= Task details =
Every line from the line containing "Enumerate this screenshot's" through the final line below is to be repeated exactly; no other line is.

= Supplied records =
----
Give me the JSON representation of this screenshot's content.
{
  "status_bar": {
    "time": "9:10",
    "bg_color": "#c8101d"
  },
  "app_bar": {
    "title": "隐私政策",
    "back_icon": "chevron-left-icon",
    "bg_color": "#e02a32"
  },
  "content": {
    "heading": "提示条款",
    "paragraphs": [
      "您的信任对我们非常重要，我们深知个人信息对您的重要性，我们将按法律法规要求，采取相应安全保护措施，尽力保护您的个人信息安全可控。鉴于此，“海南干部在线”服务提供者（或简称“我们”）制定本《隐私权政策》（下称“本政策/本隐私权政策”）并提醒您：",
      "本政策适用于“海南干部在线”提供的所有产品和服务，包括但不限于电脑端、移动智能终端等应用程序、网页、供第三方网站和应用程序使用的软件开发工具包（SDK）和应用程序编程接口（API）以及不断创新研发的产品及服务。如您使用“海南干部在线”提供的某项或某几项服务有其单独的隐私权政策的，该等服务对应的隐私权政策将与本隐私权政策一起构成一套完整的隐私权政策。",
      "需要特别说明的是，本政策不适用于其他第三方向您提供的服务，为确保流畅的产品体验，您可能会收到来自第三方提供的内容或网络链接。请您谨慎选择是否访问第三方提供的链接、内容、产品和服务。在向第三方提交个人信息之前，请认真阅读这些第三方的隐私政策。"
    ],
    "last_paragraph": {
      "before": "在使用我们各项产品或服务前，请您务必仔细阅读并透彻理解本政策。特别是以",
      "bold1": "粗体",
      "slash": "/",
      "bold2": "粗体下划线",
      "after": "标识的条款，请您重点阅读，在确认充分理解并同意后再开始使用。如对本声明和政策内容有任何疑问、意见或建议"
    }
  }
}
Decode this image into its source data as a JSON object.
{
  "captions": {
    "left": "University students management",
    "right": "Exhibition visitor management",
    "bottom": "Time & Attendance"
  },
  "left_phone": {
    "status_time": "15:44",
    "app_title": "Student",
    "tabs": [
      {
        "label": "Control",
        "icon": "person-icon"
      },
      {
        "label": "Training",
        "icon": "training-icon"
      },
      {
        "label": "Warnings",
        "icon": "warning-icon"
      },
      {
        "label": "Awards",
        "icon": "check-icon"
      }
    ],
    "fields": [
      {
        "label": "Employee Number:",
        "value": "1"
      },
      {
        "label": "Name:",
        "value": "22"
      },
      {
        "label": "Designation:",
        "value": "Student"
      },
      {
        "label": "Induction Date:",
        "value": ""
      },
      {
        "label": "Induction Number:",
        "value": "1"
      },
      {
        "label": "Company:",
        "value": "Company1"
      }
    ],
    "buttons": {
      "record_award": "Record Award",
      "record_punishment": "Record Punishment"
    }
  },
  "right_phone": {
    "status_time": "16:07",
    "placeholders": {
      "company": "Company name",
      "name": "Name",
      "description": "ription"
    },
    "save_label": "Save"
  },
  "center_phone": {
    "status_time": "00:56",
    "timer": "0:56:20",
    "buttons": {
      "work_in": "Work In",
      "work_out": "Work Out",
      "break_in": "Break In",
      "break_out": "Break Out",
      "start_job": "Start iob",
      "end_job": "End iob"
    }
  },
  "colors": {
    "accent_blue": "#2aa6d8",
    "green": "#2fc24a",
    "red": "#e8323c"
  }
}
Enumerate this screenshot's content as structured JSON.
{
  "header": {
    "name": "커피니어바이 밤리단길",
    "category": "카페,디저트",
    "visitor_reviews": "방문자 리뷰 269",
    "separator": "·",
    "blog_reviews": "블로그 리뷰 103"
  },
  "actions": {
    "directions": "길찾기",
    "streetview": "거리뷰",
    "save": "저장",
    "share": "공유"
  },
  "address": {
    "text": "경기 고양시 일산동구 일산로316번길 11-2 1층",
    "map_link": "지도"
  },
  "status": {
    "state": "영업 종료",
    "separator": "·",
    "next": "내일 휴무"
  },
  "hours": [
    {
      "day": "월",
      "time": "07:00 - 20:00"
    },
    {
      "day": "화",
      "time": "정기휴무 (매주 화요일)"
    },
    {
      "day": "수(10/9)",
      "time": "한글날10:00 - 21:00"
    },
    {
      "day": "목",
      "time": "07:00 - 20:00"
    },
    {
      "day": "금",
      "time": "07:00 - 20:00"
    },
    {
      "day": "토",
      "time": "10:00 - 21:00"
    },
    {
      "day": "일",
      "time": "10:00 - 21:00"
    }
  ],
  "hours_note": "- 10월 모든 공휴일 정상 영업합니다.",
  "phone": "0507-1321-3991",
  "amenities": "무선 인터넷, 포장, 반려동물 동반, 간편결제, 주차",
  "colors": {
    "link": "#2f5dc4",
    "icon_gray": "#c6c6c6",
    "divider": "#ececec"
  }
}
----
= Solved exercise =
Enumerate this screenshot's content as structured JSON.
{
  "header": {
    "name": "커피니어바이 밤리단길",
    "category": "카페,디저트",
    "visitor_reviews": "방문자 리뷰 269",
    "separator": "·",
    "blog_reviews": "블로그 리뷰 103"
  },
  "actions": {
    "directions": "길찾기",
    "streetview": "거리뷰",
    "save": "저장",
    "share": "공유"
  },
  "address": {
    "text": "경기 고양시 일산동구 일산로316번길 11-2 1층",
    "map_link": "지도"
  },
  "status": {
    "state": "영업 종료",
    "separator": "·",
    "next": "내일 휴무"
  },
  "hours": [
    {
      "day": "월",
      "time": "07:00 - 20:00"
    },
    {
      "day": "화",
      "time": "정기휴무 (매주 화요일)"
    },
    {
      "day": "수(10/9)",
      "time": "한글날10:00 - 21:00"
    },
    {
      "day": "목",
      "time": "07:00 - 20:00"
    },
    {
      "day": "금",
      "time": "07:00 - 20:00"
    },
    {
      "day": "토",
      "time": "10:00 - 21:00"
    },
    {
      "day": "일",
      "time": "10:00 - 21:00"
    }
  ],
  "hours_note": "- 10월 모든 공휴일 정상 영업합니다.",
  "phone": "0507-1321-3991",
  "amenities": "무선 인터넷, 포장, 반려동물 동반, 간편결제, 주차",
  "colors": {
    "link": "#2f5dc4",
    "icon_gray": "#c6c6c6",
    "divider": "#ececec"
  }
}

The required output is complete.